| Data for this task |
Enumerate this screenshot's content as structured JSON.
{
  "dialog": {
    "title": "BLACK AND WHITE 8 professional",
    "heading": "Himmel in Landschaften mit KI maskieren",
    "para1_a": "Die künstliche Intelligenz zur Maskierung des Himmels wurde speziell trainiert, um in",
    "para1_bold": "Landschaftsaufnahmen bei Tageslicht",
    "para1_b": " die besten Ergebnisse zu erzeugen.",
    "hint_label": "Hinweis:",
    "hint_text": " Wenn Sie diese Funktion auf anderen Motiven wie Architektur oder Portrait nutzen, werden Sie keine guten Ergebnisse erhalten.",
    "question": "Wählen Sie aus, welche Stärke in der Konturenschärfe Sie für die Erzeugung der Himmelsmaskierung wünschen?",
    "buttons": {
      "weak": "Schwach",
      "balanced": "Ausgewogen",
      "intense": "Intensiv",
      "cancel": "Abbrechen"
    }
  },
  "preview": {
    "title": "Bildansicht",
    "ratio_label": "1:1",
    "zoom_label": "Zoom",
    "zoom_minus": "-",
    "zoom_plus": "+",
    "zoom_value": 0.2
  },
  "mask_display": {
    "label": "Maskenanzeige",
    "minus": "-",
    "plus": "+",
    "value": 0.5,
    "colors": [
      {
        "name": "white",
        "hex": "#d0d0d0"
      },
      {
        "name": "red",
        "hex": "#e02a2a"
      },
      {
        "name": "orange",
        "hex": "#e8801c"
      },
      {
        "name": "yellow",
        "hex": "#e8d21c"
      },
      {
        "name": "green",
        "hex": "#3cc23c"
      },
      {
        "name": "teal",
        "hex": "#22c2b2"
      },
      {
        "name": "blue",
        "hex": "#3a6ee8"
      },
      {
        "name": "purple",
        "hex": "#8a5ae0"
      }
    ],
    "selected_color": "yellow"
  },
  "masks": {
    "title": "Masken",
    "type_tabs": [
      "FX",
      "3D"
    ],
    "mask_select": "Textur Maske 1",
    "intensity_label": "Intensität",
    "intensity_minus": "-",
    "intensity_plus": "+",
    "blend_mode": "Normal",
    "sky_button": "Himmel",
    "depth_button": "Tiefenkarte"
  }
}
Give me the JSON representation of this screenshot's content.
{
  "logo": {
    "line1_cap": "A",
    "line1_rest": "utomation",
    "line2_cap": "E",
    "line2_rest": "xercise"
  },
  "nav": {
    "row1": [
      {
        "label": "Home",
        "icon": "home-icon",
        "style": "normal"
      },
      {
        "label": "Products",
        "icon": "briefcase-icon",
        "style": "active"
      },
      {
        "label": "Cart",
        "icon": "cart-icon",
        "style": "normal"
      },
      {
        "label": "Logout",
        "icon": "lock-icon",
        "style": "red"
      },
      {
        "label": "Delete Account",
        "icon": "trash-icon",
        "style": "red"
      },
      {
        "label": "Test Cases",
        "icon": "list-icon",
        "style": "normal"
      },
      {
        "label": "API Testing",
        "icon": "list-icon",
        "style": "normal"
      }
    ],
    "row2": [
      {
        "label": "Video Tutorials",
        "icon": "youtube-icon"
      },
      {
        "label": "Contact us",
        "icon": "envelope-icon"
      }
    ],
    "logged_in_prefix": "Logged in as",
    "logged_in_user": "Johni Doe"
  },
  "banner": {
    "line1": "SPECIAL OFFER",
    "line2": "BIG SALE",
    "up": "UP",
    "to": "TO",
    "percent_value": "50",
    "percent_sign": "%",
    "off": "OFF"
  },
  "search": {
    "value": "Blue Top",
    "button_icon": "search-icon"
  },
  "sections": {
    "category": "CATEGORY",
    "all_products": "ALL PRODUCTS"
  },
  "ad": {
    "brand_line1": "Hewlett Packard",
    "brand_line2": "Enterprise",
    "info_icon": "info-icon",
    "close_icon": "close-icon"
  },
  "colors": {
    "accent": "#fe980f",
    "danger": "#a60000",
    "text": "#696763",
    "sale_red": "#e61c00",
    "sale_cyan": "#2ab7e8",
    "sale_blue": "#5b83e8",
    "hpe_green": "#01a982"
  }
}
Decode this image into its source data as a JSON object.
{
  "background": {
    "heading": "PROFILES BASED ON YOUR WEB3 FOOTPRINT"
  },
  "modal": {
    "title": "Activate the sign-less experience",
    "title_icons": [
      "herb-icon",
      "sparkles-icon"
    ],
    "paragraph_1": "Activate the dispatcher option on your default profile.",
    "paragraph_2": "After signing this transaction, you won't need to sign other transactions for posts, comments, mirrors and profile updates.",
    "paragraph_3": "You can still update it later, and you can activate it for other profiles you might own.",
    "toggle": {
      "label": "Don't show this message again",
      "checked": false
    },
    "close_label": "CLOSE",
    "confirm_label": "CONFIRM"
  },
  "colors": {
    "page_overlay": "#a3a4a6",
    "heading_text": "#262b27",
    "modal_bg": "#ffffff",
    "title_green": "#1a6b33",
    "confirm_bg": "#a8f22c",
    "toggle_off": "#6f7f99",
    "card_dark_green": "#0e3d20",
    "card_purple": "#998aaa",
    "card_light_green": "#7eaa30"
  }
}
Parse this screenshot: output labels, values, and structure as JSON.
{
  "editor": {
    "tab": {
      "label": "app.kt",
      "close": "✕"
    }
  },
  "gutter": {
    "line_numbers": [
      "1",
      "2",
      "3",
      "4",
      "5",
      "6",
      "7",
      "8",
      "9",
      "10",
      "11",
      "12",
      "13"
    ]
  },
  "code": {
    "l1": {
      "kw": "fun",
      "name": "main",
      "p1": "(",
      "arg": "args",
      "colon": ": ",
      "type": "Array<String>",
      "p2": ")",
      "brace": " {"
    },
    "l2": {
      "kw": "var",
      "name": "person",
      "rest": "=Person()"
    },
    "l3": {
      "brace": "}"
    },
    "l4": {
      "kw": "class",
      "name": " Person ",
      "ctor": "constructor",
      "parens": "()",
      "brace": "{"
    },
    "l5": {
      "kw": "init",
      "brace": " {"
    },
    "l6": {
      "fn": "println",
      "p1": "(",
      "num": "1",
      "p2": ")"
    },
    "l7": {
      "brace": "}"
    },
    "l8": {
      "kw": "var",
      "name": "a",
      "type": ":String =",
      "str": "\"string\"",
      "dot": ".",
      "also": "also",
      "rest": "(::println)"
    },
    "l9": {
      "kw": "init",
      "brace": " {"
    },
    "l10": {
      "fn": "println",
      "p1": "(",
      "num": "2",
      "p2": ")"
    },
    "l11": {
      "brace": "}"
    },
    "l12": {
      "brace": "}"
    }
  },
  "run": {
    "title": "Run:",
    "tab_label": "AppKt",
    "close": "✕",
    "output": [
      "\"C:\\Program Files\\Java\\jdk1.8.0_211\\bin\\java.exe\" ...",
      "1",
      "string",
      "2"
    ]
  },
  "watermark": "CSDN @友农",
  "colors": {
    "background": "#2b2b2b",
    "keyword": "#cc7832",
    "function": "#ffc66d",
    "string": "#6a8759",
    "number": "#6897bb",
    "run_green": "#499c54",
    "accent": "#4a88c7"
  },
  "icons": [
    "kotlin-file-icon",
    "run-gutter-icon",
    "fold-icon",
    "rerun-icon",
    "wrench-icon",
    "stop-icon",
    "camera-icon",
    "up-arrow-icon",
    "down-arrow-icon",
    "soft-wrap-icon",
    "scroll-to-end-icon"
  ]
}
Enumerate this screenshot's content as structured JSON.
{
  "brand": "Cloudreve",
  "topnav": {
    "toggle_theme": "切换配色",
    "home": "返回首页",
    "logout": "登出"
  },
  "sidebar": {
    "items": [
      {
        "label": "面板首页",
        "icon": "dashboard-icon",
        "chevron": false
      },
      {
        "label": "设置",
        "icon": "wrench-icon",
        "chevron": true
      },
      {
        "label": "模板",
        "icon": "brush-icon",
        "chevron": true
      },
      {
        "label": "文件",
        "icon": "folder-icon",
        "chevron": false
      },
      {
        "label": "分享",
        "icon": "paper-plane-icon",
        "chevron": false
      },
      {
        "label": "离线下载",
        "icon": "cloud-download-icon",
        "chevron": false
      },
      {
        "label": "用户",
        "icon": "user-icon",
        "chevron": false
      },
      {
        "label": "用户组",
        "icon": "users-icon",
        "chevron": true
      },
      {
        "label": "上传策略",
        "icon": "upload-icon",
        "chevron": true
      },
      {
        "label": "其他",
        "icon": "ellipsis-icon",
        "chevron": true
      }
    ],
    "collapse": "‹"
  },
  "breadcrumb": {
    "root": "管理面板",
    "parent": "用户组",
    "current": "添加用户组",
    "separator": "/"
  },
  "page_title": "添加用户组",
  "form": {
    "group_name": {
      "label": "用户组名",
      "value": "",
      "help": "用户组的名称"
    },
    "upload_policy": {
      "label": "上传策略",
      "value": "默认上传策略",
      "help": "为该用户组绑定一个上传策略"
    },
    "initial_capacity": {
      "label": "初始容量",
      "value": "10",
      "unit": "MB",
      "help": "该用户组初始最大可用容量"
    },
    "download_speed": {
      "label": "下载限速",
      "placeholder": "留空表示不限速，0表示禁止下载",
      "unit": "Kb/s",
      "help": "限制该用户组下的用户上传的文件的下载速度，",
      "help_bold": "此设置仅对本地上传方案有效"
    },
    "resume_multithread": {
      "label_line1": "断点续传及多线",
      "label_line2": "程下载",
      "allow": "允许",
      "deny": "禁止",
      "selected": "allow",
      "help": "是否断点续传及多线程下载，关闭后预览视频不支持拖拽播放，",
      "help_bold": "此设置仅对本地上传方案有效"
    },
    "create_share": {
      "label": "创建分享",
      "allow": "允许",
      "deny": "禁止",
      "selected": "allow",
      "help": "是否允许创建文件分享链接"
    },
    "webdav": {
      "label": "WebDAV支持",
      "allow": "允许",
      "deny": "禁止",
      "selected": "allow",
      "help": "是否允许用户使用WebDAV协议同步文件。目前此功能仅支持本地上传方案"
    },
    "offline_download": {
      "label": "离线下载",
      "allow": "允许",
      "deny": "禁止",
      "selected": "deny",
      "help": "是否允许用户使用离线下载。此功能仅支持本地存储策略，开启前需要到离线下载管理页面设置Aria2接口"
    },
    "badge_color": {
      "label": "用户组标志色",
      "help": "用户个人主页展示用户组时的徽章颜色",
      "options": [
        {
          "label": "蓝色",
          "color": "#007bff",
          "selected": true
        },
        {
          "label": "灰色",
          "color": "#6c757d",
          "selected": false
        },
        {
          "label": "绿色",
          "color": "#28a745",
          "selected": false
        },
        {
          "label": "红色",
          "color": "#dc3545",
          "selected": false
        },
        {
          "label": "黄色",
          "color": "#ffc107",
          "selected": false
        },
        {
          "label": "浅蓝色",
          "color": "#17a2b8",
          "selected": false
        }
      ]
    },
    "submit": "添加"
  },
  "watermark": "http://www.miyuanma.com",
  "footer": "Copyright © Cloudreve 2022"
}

| Given request |
Tally how many lines of the material contain the word "watermark". The answer must be the number and nothing else.

| Exercise result |
2